Challenge
Examine each line of the data. Copy those that contain the string "relative".

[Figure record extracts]
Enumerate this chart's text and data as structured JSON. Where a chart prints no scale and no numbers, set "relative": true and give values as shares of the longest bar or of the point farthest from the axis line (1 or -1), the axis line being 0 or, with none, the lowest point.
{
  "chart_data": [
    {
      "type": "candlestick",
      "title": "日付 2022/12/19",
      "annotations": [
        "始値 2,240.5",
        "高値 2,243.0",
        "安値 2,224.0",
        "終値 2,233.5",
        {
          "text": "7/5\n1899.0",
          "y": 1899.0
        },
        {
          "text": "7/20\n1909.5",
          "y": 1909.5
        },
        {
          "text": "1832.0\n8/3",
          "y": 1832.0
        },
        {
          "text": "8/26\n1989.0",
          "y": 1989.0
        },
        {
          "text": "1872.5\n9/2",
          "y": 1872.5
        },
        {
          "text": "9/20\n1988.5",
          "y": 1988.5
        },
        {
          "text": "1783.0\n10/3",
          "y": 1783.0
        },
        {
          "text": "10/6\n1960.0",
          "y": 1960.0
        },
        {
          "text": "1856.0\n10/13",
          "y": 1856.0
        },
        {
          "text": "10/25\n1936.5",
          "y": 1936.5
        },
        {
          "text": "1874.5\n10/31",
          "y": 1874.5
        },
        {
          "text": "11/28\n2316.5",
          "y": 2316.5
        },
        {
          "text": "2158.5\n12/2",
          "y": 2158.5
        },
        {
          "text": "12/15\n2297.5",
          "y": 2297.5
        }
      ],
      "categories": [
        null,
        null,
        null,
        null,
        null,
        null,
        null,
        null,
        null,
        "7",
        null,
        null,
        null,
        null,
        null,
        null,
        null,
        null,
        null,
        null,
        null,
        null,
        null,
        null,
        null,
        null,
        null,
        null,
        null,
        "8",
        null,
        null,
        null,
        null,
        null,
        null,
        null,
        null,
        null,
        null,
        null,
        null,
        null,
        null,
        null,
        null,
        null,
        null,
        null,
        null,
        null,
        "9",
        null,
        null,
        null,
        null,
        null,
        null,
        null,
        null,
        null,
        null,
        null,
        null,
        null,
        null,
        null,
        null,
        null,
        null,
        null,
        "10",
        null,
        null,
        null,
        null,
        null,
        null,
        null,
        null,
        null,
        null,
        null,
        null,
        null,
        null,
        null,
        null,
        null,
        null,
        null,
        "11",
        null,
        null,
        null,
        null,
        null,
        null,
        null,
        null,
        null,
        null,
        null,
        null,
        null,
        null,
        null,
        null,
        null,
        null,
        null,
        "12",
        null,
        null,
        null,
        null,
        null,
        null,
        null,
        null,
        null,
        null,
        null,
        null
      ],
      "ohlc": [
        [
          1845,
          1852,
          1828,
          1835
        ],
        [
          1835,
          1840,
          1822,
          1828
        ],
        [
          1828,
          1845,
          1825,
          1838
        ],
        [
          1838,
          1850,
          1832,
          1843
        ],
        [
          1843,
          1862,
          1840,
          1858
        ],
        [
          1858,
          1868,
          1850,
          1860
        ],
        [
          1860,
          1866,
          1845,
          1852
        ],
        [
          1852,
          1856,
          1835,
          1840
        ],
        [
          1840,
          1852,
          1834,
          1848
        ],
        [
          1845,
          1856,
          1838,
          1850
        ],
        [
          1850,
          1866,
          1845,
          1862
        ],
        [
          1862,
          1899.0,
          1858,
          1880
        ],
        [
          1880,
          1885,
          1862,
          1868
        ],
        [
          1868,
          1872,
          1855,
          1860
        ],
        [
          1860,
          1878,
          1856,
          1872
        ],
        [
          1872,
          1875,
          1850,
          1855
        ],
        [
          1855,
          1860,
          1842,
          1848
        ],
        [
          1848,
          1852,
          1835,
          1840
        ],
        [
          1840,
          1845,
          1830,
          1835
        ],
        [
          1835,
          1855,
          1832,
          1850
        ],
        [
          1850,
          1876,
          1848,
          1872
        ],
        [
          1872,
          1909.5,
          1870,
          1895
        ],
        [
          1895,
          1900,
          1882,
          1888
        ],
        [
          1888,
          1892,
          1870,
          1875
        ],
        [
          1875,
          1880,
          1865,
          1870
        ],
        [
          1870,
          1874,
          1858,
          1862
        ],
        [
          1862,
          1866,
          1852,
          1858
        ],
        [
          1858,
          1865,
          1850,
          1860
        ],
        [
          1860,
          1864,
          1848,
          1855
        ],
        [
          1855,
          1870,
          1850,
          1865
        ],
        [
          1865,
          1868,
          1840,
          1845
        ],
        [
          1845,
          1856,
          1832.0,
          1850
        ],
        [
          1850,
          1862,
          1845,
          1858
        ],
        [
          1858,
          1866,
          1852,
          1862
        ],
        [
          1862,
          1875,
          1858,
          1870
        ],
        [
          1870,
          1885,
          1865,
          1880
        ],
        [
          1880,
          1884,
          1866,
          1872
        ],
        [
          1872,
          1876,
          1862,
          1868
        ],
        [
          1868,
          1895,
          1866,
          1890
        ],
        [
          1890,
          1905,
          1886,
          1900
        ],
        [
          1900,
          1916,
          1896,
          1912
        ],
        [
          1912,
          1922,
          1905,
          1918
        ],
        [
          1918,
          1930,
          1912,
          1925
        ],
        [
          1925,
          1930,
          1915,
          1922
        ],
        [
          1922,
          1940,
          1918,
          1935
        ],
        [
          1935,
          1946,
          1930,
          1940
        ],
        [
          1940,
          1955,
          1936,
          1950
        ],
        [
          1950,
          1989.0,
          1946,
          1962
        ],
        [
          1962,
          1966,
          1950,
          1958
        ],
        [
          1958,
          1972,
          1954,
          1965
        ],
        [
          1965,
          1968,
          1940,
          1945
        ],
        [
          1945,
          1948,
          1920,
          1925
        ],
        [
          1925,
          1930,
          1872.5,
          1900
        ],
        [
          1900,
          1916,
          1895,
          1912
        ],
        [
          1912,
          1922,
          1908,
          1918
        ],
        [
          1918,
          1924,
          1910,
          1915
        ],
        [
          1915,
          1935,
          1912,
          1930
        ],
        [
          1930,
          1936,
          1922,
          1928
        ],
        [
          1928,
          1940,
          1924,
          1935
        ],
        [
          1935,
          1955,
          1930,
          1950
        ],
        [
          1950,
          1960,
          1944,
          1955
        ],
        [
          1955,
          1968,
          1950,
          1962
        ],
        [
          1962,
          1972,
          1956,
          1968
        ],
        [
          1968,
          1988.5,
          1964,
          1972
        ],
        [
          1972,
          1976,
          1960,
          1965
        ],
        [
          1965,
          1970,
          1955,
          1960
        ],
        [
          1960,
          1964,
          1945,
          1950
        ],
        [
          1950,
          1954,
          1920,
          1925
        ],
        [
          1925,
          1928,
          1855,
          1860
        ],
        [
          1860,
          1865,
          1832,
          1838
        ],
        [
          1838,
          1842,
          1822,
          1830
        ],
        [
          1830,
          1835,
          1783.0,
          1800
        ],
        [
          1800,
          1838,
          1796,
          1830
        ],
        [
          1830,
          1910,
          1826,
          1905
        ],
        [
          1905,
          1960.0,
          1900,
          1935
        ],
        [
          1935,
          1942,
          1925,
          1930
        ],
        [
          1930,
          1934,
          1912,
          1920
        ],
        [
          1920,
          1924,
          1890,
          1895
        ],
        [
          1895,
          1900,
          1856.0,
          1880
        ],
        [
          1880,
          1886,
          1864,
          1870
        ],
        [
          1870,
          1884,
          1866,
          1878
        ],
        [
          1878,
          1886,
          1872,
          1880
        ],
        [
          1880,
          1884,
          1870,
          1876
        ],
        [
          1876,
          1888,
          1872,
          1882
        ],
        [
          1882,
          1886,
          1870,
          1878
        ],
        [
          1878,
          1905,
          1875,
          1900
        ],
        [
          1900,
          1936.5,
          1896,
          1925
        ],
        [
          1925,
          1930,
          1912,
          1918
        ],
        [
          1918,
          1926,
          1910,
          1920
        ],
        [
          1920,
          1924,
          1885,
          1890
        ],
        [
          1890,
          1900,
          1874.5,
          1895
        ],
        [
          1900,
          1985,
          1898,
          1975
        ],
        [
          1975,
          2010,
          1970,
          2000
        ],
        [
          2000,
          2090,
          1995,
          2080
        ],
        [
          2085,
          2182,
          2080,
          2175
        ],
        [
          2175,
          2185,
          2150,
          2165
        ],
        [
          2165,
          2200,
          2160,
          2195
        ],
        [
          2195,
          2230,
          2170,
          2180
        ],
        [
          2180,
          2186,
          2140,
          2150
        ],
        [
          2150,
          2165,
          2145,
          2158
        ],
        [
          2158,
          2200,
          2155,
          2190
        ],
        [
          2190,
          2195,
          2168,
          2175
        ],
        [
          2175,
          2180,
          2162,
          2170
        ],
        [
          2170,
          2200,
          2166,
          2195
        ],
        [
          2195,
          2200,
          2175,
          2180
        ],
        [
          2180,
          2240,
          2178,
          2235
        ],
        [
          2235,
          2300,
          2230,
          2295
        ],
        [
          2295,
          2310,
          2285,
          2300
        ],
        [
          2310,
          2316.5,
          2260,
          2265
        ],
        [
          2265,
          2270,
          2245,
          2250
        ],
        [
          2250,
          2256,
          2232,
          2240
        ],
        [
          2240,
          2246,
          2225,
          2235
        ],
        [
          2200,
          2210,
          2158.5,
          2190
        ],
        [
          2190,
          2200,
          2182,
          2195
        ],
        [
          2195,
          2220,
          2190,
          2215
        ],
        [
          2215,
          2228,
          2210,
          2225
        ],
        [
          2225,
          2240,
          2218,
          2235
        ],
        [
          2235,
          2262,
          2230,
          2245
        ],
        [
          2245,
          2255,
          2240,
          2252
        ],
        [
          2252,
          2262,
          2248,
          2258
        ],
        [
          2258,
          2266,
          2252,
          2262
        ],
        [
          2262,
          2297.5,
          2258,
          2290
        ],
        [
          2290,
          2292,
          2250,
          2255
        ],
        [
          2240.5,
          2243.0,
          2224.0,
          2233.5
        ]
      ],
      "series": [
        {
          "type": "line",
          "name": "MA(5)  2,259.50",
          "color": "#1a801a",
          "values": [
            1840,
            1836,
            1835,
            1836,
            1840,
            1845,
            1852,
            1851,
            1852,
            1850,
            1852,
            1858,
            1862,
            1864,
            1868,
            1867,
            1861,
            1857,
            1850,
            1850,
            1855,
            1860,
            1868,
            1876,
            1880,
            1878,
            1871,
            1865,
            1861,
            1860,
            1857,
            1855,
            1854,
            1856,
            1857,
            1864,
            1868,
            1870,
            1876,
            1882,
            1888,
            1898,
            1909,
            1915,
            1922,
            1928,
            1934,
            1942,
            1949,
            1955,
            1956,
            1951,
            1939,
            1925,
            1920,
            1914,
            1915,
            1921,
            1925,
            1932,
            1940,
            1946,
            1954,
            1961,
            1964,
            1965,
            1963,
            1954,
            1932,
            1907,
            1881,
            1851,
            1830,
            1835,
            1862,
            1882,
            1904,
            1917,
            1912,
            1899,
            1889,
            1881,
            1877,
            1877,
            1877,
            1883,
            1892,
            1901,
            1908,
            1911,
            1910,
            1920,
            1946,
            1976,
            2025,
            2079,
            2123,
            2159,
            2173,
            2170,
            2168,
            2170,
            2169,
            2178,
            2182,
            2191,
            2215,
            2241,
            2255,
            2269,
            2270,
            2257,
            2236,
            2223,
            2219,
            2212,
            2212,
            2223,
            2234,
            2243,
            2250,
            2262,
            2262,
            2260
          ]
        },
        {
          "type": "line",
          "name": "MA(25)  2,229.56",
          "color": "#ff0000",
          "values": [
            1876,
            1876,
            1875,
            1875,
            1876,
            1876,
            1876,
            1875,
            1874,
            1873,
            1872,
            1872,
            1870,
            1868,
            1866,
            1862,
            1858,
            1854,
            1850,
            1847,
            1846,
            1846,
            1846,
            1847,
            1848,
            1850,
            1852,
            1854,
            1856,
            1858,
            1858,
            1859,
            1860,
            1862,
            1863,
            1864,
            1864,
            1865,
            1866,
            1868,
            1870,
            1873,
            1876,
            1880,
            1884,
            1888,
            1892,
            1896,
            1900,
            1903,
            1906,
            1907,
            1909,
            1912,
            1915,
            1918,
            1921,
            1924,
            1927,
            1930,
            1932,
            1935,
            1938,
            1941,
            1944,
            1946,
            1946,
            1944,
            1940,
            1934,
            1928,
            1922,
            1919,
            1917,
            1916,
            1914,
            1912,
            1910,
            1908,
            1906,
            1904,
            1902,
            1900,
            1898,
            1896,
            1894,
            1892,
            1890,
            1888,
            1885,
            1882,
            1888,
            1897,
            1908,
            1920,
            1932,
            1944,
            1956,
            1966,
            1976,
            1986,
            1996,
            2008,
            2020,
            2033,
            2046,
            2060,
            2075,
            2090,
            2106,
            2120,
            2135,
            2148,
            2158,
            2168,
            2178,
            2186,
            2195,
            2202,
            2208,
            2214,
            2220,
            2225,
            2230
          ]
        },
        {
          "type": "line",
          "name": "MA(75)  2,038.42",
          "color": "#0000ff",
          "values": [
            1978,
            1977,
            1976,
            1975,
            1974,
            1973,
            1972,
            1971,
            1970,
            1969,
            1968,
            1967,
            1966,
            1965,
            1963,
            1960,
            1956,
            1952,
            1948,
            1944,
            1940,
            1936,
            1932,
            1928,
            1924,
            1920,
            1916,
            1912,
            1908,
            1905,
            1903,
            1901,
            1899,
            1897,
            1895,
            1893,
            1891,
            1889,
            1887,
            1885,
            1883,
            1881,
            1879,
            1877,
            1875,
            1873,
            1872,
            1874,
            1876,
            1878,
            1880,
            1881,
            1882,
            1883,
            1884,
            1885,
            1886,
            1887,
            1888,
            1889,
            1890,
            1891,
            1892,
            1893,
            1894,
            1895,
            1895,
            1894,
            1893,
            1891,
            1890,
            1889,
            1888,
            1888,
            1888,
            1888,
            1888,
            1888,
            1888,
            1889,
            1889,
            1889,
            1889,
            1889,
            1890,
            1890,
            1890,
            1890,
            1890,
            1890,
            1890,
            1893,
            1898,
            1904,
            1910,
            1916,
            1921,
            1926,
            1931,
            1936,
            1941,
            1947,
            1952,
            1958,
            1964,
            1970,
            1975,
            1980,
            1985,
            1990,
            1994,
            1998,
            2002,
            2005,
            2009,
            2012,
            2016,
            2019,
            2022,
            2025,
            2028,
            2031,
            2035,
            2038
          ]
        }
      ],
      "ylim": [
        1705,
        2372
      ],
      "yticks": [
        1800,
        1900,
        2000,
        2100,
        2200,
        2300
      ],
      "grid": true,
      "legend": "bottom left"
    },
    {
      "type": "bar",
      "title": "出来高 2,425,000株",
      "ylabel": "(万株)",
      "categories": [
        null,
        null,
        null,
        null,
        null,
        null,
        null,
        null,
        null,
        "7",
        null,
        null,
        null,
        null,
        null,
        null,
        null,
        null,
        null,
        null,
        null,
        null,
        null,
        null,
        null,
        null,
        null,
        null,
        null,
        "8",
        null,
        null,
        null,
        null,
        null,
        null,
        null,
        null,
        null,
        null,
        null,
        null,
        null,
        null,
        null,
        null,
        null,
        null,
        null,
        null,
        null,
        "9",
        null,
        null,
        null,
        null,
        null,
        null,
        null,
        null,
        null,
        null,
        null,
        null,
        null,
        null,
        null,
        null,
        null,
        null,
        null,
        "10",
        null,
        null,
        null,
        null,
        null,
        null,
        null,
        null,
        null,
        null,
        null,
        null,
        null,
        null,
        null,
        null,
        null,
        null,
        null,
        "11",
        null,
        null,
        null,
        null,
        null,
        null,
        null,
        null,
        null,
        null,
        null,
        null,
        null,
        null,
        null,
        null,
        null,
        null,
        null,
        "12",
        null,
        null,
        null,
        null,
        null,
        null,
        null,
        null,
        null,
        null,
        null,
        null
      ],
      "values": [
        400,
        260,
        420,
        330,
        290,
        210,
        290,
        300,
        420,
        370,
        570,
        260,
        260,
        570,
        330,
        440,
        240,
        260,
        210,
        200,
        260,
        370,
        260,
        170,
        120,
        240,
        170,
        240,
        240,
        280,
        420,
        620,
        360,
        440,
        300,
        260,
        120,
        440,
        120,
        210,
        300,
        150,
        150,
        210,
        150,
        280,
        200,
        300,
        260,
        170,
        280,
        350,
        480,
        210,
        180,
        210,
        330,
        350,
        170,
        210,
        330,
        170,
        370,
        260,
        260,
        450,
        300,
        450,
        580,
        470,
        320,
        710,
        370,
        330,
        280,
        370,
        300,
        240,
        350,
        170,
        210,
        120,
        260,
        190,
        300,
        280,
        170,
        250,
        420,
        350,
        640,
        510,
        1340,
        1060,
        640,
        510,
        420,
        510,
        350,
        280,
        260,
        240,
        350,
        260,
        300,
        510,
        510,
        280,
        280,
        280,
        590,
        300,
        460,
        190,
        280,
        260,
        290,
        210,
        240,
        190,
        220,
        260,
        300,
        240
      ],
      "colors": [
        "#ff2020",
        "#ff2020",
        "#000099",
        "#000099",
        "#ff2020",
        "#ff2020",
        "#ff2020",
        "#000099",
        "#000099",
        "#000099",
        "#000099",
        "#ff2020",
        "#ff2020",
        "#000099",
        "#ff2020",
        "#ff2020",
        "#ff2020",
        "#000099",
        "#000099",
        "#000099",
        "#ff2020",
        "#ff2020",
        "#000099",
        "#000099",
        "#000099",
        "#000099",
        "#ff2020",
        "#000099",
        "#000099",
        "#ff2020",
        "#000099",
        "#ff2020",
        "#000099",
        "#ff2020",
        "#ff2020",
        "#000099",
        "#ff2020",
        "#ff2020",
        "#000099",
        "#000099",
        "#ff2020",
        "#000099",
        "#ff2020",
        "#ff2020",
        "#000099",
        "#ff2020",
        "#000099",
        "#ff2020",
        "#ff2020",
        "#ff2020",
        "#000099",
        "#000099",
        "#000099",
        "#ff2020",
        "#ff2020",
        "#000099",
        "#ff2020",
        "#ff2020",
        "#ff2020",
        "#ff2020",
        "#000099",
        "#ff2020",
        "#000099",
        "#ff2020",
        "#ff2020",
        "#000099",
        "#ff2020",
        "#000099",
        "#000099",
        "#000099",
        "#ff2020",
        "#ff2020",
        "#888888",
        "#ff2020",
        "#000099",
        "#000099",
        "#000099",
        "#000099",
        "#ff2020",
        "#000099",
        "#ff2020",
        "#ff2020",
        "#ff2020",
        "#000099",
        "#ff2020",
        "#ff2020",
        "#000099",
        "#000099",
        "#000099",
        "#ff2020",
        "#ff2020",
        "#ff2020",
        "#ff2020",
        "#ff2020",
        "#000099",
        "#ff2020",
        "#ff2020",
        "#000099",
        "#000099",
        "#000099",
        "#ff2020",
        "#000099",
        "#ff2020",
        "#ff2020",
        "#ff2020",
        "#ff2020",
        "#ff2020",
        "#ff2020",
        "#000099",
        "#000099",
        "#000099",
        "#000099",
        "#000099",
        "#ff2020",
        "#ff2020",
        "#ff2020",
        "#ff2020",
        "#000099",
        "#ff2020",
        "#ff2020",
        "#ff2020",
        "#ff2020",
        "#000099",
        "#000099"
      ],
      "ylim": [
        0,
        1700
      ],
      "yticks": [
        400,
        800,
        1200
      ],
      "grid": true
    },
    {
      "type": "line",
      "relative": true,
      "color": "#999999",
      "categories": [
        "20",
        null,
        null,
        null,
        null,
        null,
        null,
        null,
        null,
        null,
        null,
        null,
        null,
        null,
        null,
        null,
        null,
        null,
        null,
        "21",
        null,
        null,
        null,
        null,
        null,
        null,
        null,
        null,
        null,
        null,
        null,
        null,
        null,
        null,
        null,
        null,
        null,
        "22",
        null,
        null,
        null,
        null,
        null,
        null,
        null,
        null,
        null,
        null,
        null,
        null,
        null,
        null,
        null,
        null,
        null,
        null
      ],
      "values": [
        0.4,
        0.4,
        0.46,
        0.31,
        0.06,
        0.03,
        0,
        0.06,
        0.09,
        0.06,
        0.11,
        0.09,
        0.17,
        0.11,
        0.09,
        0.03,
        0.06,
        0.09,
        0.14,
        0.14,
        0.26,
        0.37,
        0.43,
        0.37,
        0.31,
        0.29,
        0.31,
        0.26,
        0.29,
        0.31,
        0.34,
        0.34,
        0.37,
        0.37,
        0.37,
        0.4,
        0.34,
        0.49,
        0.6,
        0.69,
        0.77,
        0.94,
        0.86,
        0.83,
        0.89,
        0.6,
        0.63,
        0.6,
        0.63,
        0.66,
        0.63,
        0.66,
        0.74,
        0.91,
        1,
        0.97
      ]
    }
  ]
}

Output for this exercise
Enumerate this chart's text and data as structured JSON. Where a chart prints no scale and no numbers, set "relative": true and give values as shares of the longest bar or of the point farthest from the axis line (1 or -1), the axis line being 0 or, with none, the lowest point.
      "relative": true,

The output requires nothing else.